• GIVEN REQUEST: All of the records below must be output exactly, with no pictures carried over.

[Dataset entries on figures]
···
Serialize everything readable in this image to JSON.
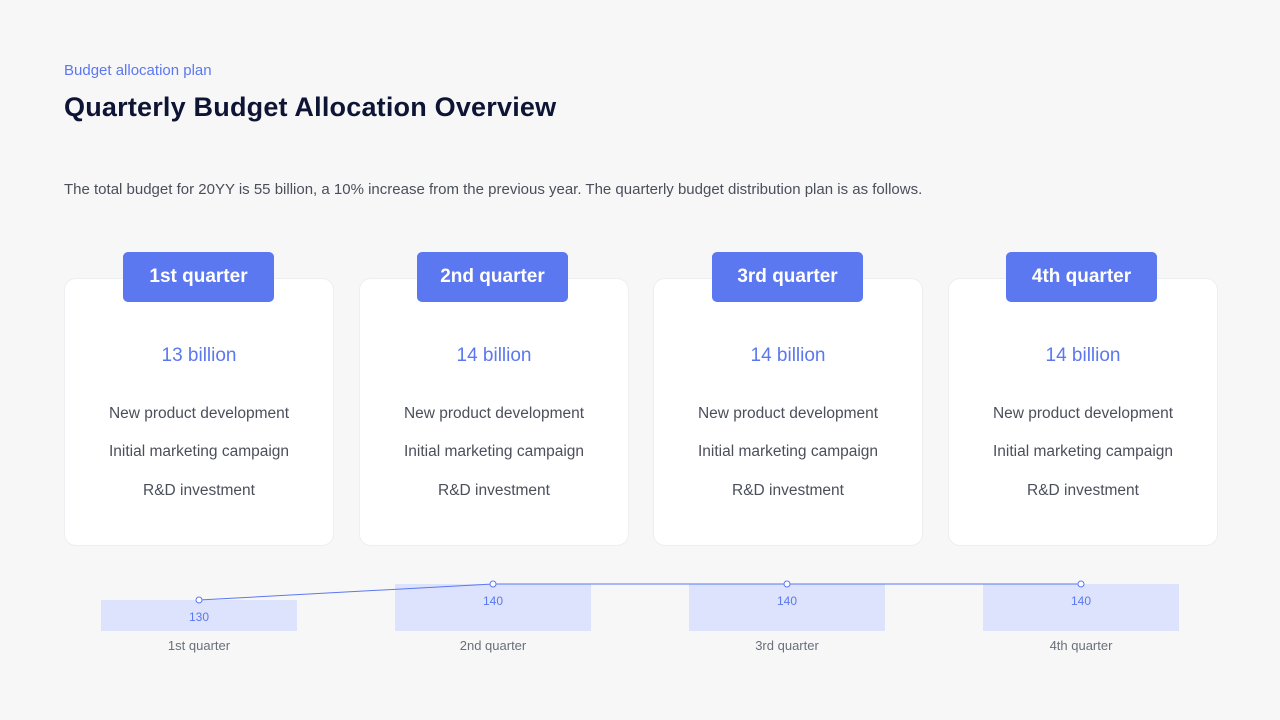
{
  "header": {
    "subtitle": "Budget allocation plan",
    "title": "Quarterly Budget Allocation Overview",
    "description": "The total budget for 20YY is 55 billion, a 10% increase from the previous year. The quarterly budget distribution plan is as follows."
  },
  "quarters": [
    {
      "label": "1st quarter",
      "amount": "13 billion",
      "items": [
        "New product development",
        "Initial marketing campaign",
        "R&D investment"
      ]
    },
    {
      "label": "2nd quarter",
      "amount": "14 billion",
      "items": [
        "New product development",
        "Initial marketing campaign",
        "R&D investment"
      ]
    },
    {
      "label": "3rd quarter",
      "amount": "14 billion",
      "items": [
        "New product development",
        "Initial marketing campaign",
        "R&D investment"
      ]
    },
    {
      "label": "4th quarter",
      "amount": "14 billion",
      "items": [
        "New product development",
        "Initial marketing campaign",
        "R&D investment"
      ]
    }
  ],
  "colors": {
    "accent": "#5b78f0",
    "bar_fill": "#dde3fc",
    "title": "#0e1433"
  },
  "chart_data": {
    "type": "bar",
    "categories": [
      "1st quarter",
      "2nd quarter",
      "3rd quarter",
      "4th quarter"
    ],
    "values": [
      130,
      140,
      140,
      140
    ],
    "overlay": "line",
    "title": "",
    "xlabel": "",
    "ylabel": ""
  }
}
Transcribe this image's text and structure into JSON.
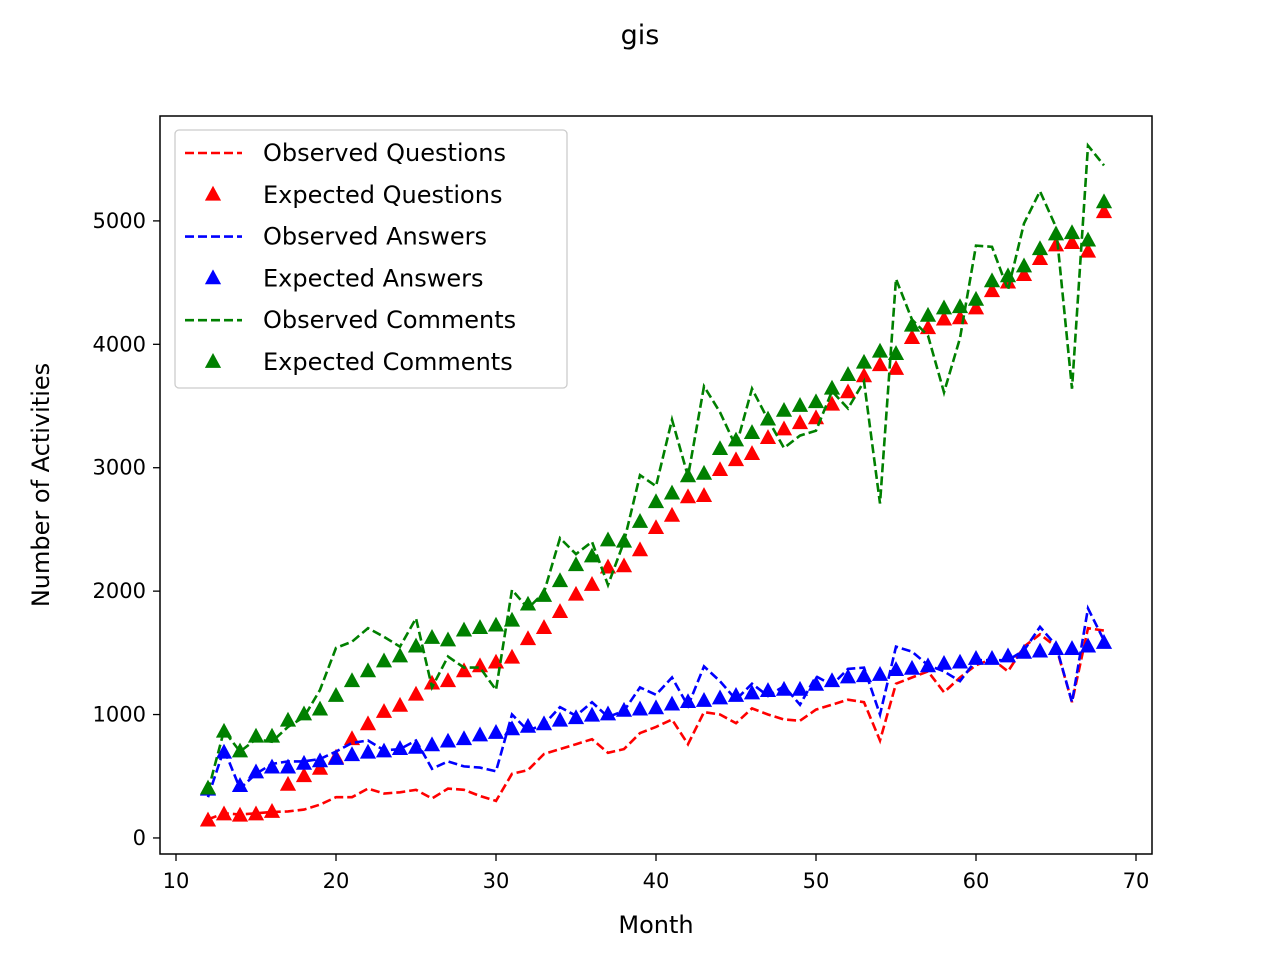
{
  "chart_data": {
    "type": "line",
    "title": "gis",
    "xlabel": "Month",
    "ylabel": "Number of Activities",
    "xlim": [
      9,
      71
    ],
    "ylim": [
      -130,
      5850
    ],
    "xticks": [
      10,
      20,
      30,
      40,
      50,
      60,
      70
    ],
    "yticks": [
      0,
      1000,
      2000,
      3000,
      4000,
      5000
    ],
    "grid": false,
    "legend_position": "top-left",
    "x": [
      12,
      13,
      14,
      15,
      16,
      17,
      18,
      19,
      20,
      21,
      22,
      23,
      24,
      25,
      26,
      27,
      28,
      29,
      30,
      31,
      32,
      33,
      34,
      35,
      36,
      37,
      38,
      39,
      40,
      41,
      42,
      43,
      44,
      45,
      46,
      47,
      48,
      49,
      50,
      51,
      52,
      53,
      54,
      55,
      56,
      57,
      58,
      59,
      60,
      61,
      62,
      63,
      64,
      65,
      66,
      67,
      68
    ],
    "series": [
      {
        "name": "Observed Questions",
        "style": "dashed",
        "color": "#ff0000",
        "values": [
          150,
          200,
          190,
          200,
          210,
          215,
          230,
          270,
          330,
          330,
          400,
          360,
          370,
          390,
          320,
          400,
          390,
          340,
          300,
          520,
          550,
          680,
          720,
          760,
          800,
          690,
          720,
          850,
          900,
          960,
          760,
          1020,
          1000,
          930,
          1050,
          1000,
          960,
          950,
          1040,
          1080,
          1120,
          1100,
          790,
          1250,
          1300,
          1350,
          1180,
          1300,
          1400,
          1450,
          1350,
          1550,
          1650,
          1550,
          1100,
          1700,
          1680
        ]
      },
      {
        "name": "Expected Questions",
        "style": "triangle",
        "color": "#ff0000",
        "values": [
          140,
          190,
          180,
          190,
          210,
          430,
          500,
          560,
          650,
          800,
          920,
          1020,
          1070,
          1160,
          1250,
          1270,
          1350,
          1390,
          1420,
          1460,
          1610,
          1700,
          1830,
          1970,
          2050,
          2190,
          2200,
          2330,
          2510,
          2610,
          2760,
          2770,
          2980,
          3060,
          3110,
          3240,
          3310,
          3360,
          3400,
          3510,
          3610,
          3740,
          3830,
          3800,
          4050,
          4130,
          4200,
          4210,
          4290,
          4430,
          4500,
          4560,
          4690,
          4800,
          4820,
          4750,
          5070
        ]
      },
      {
        "name": "Observed Answers",
        "style": "dashed",
        "color": "#0000ff",
        "values": [
          330,
          720,
          400,
          520,
          600,
          620,
          620,
          640,
          700,
          770,
          790,
          710,
          720,
          790,
          560,
          620,
          580,
          570,
          540,
          1000,
          870,
          920,
          1060,
          990,
          1100,
          980,
          1030,
          1220,
          1160,
          1300,
          1070,
          1390,
          1270,
          1120,
          1250,
          1150,
          1230,
          1080,
          1310,
          1240,
          1370,
          1380,
          1000,
          1550,
          1510,
          1400,
          1350,
          1270,
          1440,
          1440,
          1440,
          1520,
          1710,
          1560,
          1100,
          1860,
          1600
        ]
      },
      {
        "name": "Expected Answers",
        "style": "triangle",
        "color": "#0000ff",
        "values": [
          390,
          690,
          420,
          530,
          570,
          570,
          600,
          620,
          640,
          670,
          690,
          700,
          720,
          730,
          750,
          780,
          800,
          830,
          850,
          880,
          900,
          920,
          950,
          970,
          990,
          1000,
          1030,
          1040,
          1050,
          1080,
          1100,
          1110,
          1130,
          1150,
          1170,
          1190,
          1200,
          1200,
          1240,
          1270,
          1300,
          1310,
          1320,
          1360,
          1370,
          1390,
          1410,
          1420,
          1450,
          1450,
          1470,
          1500,
          1510,
          1530,
          1530,
          1550,
          1580
        ]
      },
      {
        "name": "Observed Comments",
        "style": "dashed",
        "color": "#008000",
        "values": [
          380,
          870,
          700,
          800,
          780,
          900,
          980,
          1200,
          1540,
          1590,
          1700,
          1630,
          1550,
          1780,
          1220,
          1470,
          1380,
          1380,
          1200,
          2010,
          1860,
          1990,
          2430,
          2300,
          2400,
          2050,
          2400,
          2940,
          2850,
          3390,
          2930,
          3660,
          3450,
          3170,
          3640,
          3390,
          3160,
          3260,
          3300,
          3620,
          3480,
          3700,
          2710,
          4530,
          4200,
          4070,
          3610,
          4050,
          4800,
          4790,
          4440,
          4980,
          5240,
          4950,
          3640,
          5610,
          5450
        ]
      },
      {
        "name": "Expected Comments",
        "style": "triangle",
        "color": "#008000",
        "values": [
          400,
          860,
          700,
          820,
          820,
          950,
          1000,
          1040,
          1150,
          1270,
          1350,
          1430,
          1470,
          1550,
          1620,
          1600,
          1680,
          1700,
          1720,
          1760,
          1890,
          1960,
          2080,
          2210,
          2280,
          2410,
          2400,
          2560,
          2720,
          2790,
          2930,
          2950,
          3150,
          3220,
          3280,
          3390,
          3460,
          3500,
          3530,
          3640,
          3750,
          3850,
          3940,
          3920,
          4150,
          4230,
          4290,
          4300,
          4360,
          4510,
          4550,
          4630,
          4770,
          4890,
          4900,
          4840,
          5150
        ]
      }
    ]
  }
}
···
• RESPONSE BELOW:
Serialize everything readable in this image to JSON.
{
  "header": {
    "subtitle": "Budget allocation plan",
    "title": "Quarterly Budget Allocation Overview",
    "description": "The total budget for 20YY is 55 billion, a 10% increase from the previous year. The quarterly budget distribution plan is as follows."
  },
  "quarters": [
    {
      "label": "1st quarter",
      "amount": "13 billion",
      "items": [
        "New product development",
        "Initial marketing campaign",
        "R&D investment"
      ]
    },
    {
      "label": "2nd quarter",
      "amount": "14 billion",
      "items": [
        "New product development",
        "Initial marketing campaign",
        "R&D investment"
      ]
    },
    {
      "label": "3rd quarter",
      "amount": "14 billion",
      "items": [
        "New product development",
        "Initial marketing campaign",
        "R&D investment"
      ]
    },
    {
      "label": "4th quarter",
      "amount": "14 billion",
      "items": [
        "New product development",
        "Initial marketing campaign",
        "R&D investment"
      ]
    }
  ],
  "colors": {
    "accent": "#5b78f0",
    "bar_fill": "#dde3fc",
    "title": "#0e1433"
  },
  "chart_data": {
    "type": "bar",
    "categories": [
      "1st quarter",
      "2nd quarter",
      "3rd quarter",
      "4th quarter"
    ],
    "values": [
      130,
      140,
      140,
      140
    ],
    "overlay": "line",
    "title": "",
    "xlabel": "",
    "ylabel": ""
  }
}
Transcribe this image's text and structure into JSON.
{
  "chart_data": {
    "type": "line",
    "title": "gis",
    "xlabel": "Month",
    "ylabel": "Number of Activities",
    "xlim": [
      9,
      71
    ],
    "ylim": [
      -130,
      5850
    ],
    "xticks": [
      10,
      20,
      30,
      40,
      50,
      60,
      70
    ],
    "yticks": [
      0,
      1000,
      2000,
      3000,
      4000,
      5000
    ],
    "grid": false,
    "legend_position": "top-left",
    "x": [
      12,
      13,
      14,
      15,
      16,
      17,
      18,
      19,
      20,
      21,
      22,
      23,
      24,
      25,
      26,
      27,
      28,
      29,
      30,
      31,
      32,
      33,
      34,
      35,
      36,
      37,
      38,
      39,
      40,
      41,
      42,
      43,
      44,
      45,
      46,
      47,
      48,
      49,
      50,
      51,
      52,
      53,
      54,
      55,
      56,
      57,
      58,
      59,
      60,
      61,
      62,
      63,
      64,
      65,
      66,
      67,
      68
    ],
    "series": [
      {
        "name": "Observed Questions",
        "style": "dashed",
        "color": "#ff0000",
        "values": [
          150,
          200,
          190,
          200,
          210,
          215,
          230,
          270,
          330,
          330,
          400,
          360,
          370,
          390,
          320,
          400,
          390,
          340,
          300,
          520,
          550,
          680,
          720,
          760,
          800,
          690,
          720,
          850,
          900,
          960,
          760,
          1020,
          1000,
          930,
          1050,
          1000,
          960,
          950,
          1040,
          1080,
          1120,
          1100,
          790,
          1250,
          1300,
          1350,
          1180,
          1300,
          1400,
          1450,
          1350,
          1550,
          1650,
          1550,
          1100,
          1700,
          1680
        ]
      },
      {
        "name": "Expected Questions",
        "style": "triangle",
        "color": "#ff0000",
        "values": [
          140,
          190,
          180,
          190,
          210,
          430,
          500,
          560,
          650,
          800,
          920,
          1020,
          1070,
          1160,
          1250,
          1270,
          1350,
          1390,
          1420,
          1460,
          1610,
          1700,
          1830,
          1970,
          2050,
          2190,
          2200,
          2330,
          2510,
          2610,
          2760,
          2770,
          2980,
          3060,
          3110,
          3240,
          3310,
          3360,
          3400,
          3510,
          3610,
          3740,
          3830,
          3800,
          4050,
          4130,
          4200,
          4210,
          4290,
          4430,
          4500,
          4560,
          4690,
          4800,
          4820,
          4750,
          5070
        ]
      },
      {
        "name": "Observed Answers",
        "style": "dashed",
        "color": "#0000ff",
        "values": [
          330,
          720,
          400,
          520,
          600,
          620,
          620,
          640,
          700,
          770,
          790,
          710,
          720,
          790,
          560,
          620,
          580,
          570,
          540,
          1000,
          870,
          920,
          1060,
          990,
          1100,
          980,
          1030,
          1220,
          1160,
          1300,
          1070,
          1390,
          1270,
          1120,
          1250,
          1150,
          1230,
          1080,
          1310,
          1240,
          1370,
          1380,
          1000,
          1550,
          1510,
          1400,
          1350,
          1270,
          1440,
          1440,
          1440,
          1520,
          1710,
          1560,
          1100,
          1860,
          1600
        ]
      },
      {
        "name": "Expected Answers",
        "style": "triangle",
        "color": "#0000ff",
        "values": [
          390,
          690,
          420,
          530,
          570,
          570,
          600,
          620,
          640,
          670,
          690,
          700,
          720,
          730,
          750,
          780,
          800,
          830,
          850,
          880,
          900,
          920,
          950,
          970,
          990,
          1000,
          1030,
          1040,
          1050,
          1080,
          1100,
          1110,
          1130,
          1150,
          1170,
          1190,
          1200,
          1200,
          1240,
          1270,
          1300,
          1310,
          1320,
          1360,
          1370,
          1390,
          1410,
          1420,
          1450,
          1450,
          1470,
          1500,
          1510,
          1530,
          1530,
          1550,
          1580
        ]
      },
      {
        "name": "Observed Comments",
        "style": "dashed",
        "color": "#008000",
        "values": [
          380,
          870,
          700,
          800,
          780,
          900,
          980,
          1200,
          1540,
          1590,
          1700,
          1630,
          1550,
          1780,
          1220,
          1470,
          1380,
          1380,
          1200,
          2010,
          1860,
          1990,
          2430,
          2300,
          2400,
          2050,
          2400,
          2940,
          2850,
          3390,
          2930,
          3660,
          3450,
          3170,
          3640,
          3390,
          3160,
          3260,
          3300,
          3620,
          3480,
          3700,
          2710,
          4530,
          4200,
          4070,
          3610,
          4050,
          4800,
          4790,
          4440,
          4980,
          5240,
          4950,
          3640,
          5610,
          5450
        ]
      },
      {
        "name": "Expected Comments",
        "style": "triangle",
        "color": "#008000",
        "values": [
          400,
          860,
          700,
          820,
          820,
          950,
          1000,
          1040,
          1150,
          1270,
          1350,
          1430,
          1470,
          1550,
          1620,
          1600,
          1680,
          1700,
          1720,
          1760,
          1890,
          1960,
          2080,
          2210,
          2280,
          2410,
          2400,
          2560,
          2720,
          2790,
          2930,
          2950,
          3150,
          3220,
          3280,
          3390,
          3460,
          3500,
          3530,
          3640,
          3750,
          3850,
          3940,
          3920,
          4150,
          4230,
          4290,
          4300,
          4360,
          4510,
          4550,
          4630,
          4770,
          4890,
          4900,
          4840,
          5150
        ]
      }
    ]
  }
}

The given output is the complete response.